PROBLEM DETAILS: All of the material should be reproduced exactly, with pictures left out.

THE INPUT:
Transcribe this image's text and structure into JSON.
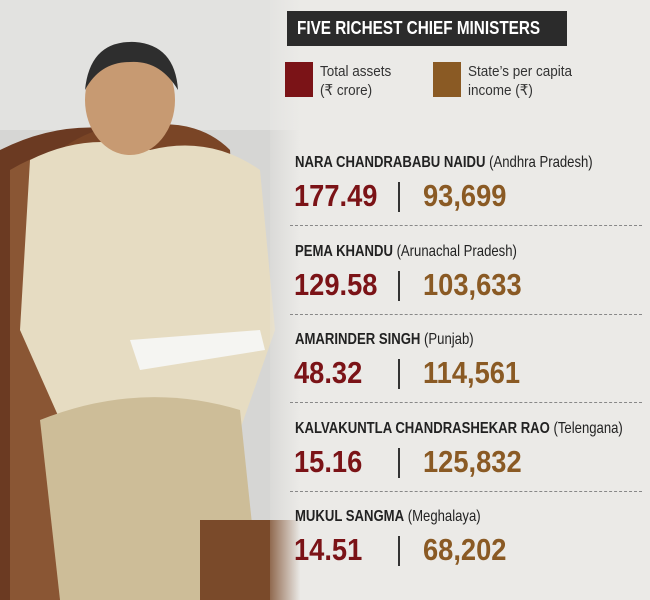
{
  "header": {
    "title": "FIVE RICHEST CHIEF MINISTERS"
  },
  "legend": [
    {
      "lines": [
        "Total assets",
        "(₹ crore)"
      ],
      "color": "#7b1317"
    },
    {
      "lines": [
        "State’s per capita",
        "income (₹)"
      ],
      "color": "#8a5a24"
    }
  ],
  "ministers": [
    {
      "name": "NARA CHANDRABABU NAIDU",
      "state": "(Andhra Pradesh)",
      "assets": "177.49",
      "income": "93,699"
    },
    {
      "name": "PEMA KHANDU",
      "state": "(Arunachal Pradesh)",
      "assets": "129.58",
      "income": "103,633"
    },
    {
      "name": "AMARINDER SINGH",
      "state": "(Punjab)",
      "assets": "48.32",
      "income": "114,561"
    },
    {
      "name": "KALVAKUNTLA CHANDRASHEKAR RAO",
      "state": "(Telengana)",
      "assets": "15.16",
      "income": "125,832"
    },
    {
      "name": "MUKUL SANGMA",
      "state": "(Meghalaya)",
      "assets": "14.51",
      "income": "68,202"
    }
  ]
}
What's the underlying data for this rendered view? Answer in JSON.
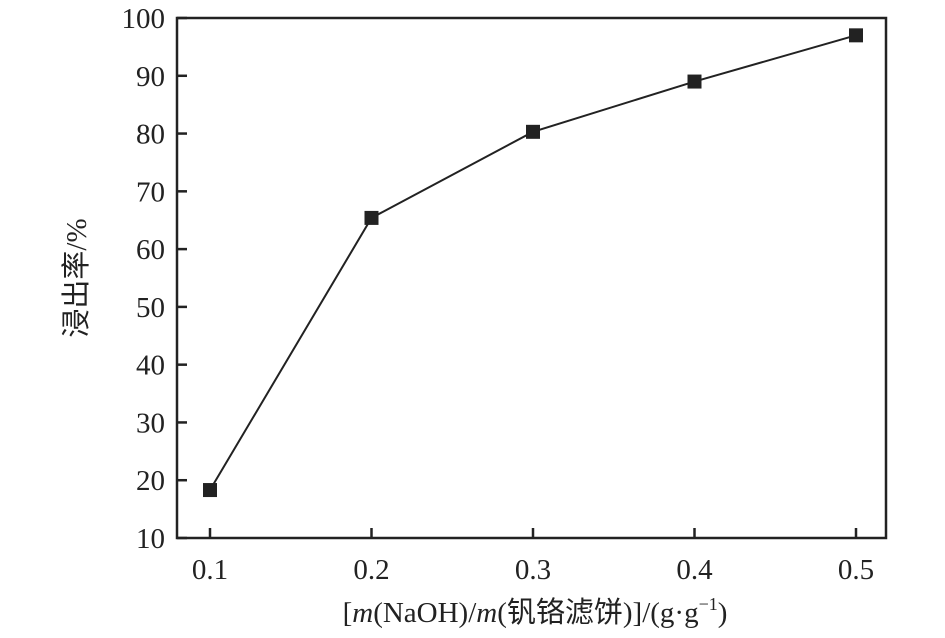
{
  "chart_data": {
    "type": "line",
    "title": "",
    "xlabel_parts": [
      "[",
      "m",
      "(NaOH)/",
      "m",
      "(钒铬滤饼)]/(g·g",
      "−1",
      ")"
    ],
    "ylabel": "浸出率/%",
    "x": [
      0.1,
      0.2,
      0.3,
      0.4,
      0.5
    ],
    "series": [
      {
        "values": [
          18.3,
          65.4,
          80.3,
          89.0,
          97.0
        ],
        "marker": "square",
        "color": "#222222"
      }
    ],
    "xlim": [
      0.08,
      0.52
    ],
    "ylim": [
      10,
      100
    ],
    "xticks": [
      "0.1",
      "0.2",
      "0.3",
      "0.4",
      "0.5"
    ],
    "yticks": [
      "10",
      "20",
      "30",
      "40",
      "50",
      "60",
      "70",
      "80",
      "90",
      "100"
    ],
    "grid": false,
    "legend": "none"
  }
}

FINAL ANSWER:
Transcribe this image's text and structure into JSON.
{
  "header": {
    "title": "FIVE RICHEST CHIEF MINISTERS"
  },
  "legend": [
    {
      "lines": [
        "Total assets",
        "(₹ crore)"
      ],
      "color": "#7b1317"
    },
    {
      "lines": [
        "State’s per capita",
        "income (₹)"
      ],
      "color": "#8a5a24"
    }
  ],
  "ministers": [
    {
      "name": "NARA CHANDRABABU NAIDU",
      "state": "(Andhra Pradesh)",
      "assets": "177.49",
      "income": "93,699"
    },
    {
      "name": "PEMA KHANDU",
      "state": "(Arunachal Pradesh)",
      "assets": "129.58",
      "income": "103,633"
    },
    {
      "name": "AMARINDER SINGH",
      "state": "(Punjab)",
      "assets": "48.32",
      "income": "114,561"
    },
    {
      "name": "KALVAKUNTLA CHANDRASHEKAR RAO",
      "state": "(Telengana)",
      "assets": "15.16",
      "income": "125,832"
    },
    {
      "name": "MUKUL SANGMA",
      "state": "(Meghalaya)",
      "assets": "14.51",
      "income": "68,202"
    }
  ]
}
What's the underlying data for this rendered view? Answer in JSON.
{
  "chart_data": {
    "type": "line",
    "title": "",
    "xlabel_parts": [
      "[",
      "m",
      "(NaOH)/",
      "m",
      "(钒铬滤饼)]/(g·g",
      "−1",
      ")"
    ],
    "ylabel": "浸出率/%",
    "x": [
      0.1,
      0.2,
      0.3,
      0.4,
      0.5
    ],
    "series": [
      {
        "values": [
          18.3,
          65.4,
          80.3,
          89.0,
          97.0
        ],
        "marker": "square",
        "color": "#222222"
      }
    ],
    "xlim": [
      0.08,
      0.52
    ],
    "ylim": [
      10,
      100
    ],
    "xticks": [
      "0.1",
      "0.2",
      "0.3",
      "0.4",
      "0.5"
    ],
    "yticks": [
      "10",
      "20",
      "30",
      "40",
      "50",
      "60",
      "70",
      "80",
      "90",
      "100"
    ],
    "grid": false,
    "legend": "none"
  }
}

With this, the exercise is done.